■ **ИСХОДНЫЙ ТЕКСТ**:

· · · ·

Нужно ли говорить о важности византийской истории для нас, русских? Мы приняли от Царьграда лучшую часть народного достояния нашего, т. е. религиозные верования и начатки образования. Восточная империя ввела молодую Русь в среду христианских народов. Но кроме этих отношений, нас связывает с судьбой Византии уже то, что мы славяне. Последнее обстоятельство не было, да и не могло быть по достоинству оценено иностранными учеными. На нас лежит некоторого рода обязанность оценить явление, которому мы так многим обязаны [Грановский 1900: 378–379].

В византийской эпохе все чаще стали видеть не позорное клеймо российской истории, а период расцвета культуры и ключевой исток спасения России, оберегающий нацию от политических и религиозных неурядиц, с которыми ассоциировалась католическая церковь, как, например, Крестовые походы, Реформация и инквизиция. В 1859 году Хомяков заявил, что «говорить о Византии с пренебрежением – значит расписываться в невежестве» [Хомяков 1900: 366]. К середине 1860-х представление о византийском Востоке как о символе варварства, невежества и отсталости стало заметно сдавать позиции новому пониманию Византии как источника истинного христианства, цивилизации и культуры. Если перефразировать высказывание философа и поэта В. С. Соловьева (1853–1900), в Византии стали видеть уже не Восток Ксеркса, а Восток Христа.

Идеологическую и культурную переоценку Византии в таком ключе стимулировала официальная политика государства, и к концу Крымской войны такая переоценка приобрела отчетливо политический оттенок. Государственная система и общественное устройство Византии, основанные на безусловном авторитете монарха в сочетании с благоговейной приверженностью православной церкви, дали Николаю I идеальный исторический пример для создания собственной идеологической формулы «Православие, самодержавие, народность»[15 - Эта тема подробно рассматривается в [Wortman 2006: 120–142].]. Соответственно этой формуле 25 марта 1841 года был издан указ, требующий, чтобы «преимущественно и по возможности сохраняем был вкус древнего Византийского Зодчества»[16 - О сохранении при построении православных церквей вкуса древней византийской архитектуры // РГИА. Ф. 797. Оп. 11. Д. 28479. 23. 3.1841–2.5.1841. URL: https://cyberleninka.ru/article/n/stilisticheskie-osobennosti-hramostroitelstva-v-1830–1870-e-gody-v-rossii-stolitsa-i-natsionalnye-okrainy/viewer (дата обращения: 08.08.2020). Имеется в виду статья 218 «Строительного устава», которая цитируется в [Wortman 2003: 102].]. Считается, что самому Николаю I византийский стиль не нравился, однако из-за политических и идеологических соображений он поощрял его использование. И. В. Штром (1823–1888), один из создателей построенного в неовизантийском духе собора Святого Владимира в Киеве, вспоминал, что Николай однажды сказал: «Терпеть не могу этого стиля, но не в пример прочим разрешаю» [Савельев 2005: 28].

· · · ·

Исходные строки
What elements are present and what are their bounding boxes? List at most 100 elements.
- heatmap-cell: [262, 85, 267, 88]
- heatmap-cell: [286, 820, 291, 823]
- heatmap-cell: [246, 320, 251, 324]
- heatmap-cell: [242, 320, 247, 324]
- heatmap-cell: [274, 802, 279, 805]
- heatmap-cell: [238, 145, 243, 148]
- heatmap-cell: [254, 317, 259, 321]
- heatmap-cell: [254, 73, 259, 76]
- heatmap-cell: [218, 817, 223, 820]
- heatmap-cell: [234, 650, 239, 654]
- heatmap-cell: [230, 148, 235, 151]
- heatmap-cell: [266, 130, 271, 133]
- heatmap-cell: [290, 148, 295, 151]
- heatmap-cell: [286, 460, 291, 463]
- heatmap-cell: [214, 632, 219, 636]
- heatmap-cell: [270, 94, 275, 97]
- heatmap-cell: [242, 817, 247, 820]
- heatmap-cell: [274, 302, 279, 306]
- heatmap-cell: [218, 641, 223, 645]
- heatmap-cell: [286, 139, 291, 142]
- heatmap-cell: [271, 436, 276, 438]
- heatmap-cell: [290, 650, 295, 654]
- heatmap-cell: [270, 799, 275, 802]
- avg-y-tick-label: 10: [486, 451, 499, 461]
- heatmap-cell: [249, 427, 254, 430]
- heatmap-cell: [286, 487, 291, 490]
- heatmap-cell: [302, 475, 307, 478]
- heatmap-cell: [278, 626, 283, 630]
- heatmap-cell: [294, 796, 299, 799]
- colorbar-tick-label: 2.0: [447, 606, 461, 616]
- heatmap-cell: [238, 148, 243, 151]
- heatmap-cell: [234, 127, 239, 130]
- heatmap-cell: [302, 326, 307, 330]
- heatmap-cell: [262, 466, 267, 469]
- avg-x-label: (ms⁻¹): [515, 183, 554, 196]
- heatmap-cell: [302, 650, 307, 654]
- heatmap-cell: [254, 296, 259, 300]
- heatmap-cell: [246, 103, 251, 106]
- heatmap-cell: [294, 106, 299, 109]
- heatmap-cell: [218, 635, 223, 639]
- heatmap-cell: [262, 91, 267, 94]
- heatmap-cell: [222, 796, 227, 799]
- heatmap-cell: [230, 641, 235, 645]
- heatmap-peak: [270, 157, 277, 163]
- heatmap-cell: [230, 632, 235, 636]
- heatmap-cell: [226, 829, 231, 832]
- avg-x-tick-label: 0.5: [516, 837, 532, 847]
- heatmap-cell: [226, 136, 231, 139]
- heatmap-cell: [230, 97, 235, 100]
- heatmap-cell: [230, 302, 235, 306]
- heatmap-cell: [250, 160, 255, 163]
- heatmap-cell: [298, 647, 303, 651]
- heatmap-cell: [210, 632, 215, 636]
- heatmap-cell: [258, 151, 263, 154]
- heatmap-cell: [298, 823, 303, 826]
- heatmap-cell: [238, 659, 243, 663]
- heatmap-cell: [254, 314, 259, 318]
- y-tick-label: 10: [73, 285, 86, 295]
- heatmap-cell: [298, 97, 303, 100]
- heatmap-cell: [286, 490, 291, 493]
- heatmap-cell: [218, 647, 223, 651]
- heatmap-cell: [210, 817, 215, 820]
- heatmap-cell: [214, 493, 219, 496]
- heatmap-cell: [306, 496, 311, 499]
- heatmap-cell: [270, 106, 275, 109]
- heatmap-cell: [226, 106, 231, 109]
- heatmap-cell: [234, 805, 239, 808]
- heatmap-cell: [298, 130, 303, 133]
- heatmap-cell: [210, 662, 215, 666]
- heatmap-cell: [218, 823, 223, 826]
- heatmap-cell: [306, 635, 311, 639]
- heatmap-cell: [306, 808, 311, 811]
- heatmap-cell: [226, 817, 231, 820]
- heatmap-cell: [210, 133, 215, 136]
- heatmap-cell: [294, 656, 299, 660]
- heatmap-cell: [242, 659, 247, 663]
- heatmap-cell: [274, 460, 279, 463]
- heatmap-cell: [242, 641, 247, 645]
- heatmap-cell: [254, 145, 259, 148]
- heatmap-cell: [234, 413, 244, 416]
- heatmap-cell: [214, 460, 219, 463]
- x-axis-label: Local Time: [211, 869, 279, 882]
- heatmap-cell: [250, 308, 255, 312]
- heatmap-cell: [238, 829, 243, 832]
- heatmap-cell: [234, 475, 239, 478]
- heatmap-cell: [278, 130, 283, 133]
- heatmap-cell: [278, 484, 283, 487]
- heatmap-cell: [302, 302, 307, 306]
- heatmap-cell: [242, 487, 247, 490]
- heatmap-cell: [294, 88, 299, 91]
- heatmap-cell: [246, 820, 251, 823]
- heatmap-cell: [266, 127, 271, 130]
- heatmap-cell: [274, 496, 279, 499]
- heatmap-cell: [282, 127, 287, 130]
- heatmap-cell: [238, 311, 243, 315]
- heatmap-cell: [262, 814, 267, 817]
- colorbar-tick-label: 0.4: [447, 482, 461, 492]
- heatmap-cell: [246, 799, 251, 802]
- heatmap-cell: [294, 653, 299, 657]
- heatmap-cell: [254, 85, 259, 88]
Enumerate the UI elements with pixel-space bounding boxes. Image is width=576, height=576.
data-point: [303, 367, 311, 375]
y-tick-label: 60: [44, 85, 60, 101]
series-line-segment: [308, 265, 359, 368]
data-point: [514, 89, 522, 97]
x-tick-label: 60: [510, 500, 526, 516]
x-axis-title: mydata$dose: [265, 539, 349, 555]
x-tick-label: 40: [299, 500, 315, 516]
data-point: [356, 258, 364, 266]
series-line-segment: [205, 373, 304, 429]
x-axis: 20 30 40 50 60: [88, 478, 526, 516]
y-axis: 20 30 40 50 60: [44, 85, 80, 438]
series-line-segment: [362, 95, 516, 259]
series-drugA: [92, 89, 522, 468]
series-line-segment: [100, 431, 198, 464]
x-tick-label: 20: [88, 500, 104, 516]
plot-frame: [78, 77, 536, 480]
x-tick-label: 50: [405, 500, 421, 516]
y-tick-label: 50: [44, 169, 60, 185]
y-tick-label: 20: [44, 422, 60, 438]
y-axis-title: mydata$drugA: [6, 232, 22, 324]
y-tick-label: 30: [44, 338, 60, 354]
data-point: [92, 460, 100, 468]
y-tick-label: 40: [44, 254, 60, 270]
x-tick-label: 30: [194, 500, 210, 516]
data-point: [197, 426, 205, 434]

· · · ·

■ **ЗАДАНИЕ**: Определите, соответствуют ли исходному тексту утверждения: (а) к середине 1860-х годов взгляд на Византию как на символ варварства начал уступать место новому пониманию; (б) Николаю I лично нравился византийский стиль; (в) указ о сохранении вкуса византийского зодчества вышел в 1859 году. Для каждого утверждения ответьте «да» или «нет» и приведите точную цитату из текста, на которой основан ответ. Строки никак не связаны с исходным текстом.

■ **ПОЛНЫЙ ОТВЕТ**:
(а) Да: «К середине 1860-х представление о византийском Востоке как о символе варварства, невежества и отсталости стало заметно сдавать позиции».
(б) Нет: «Считается, что самому Николаю I византийский стиль не нравился».
(в) Нет: «25 марта 1841 года был издан указ».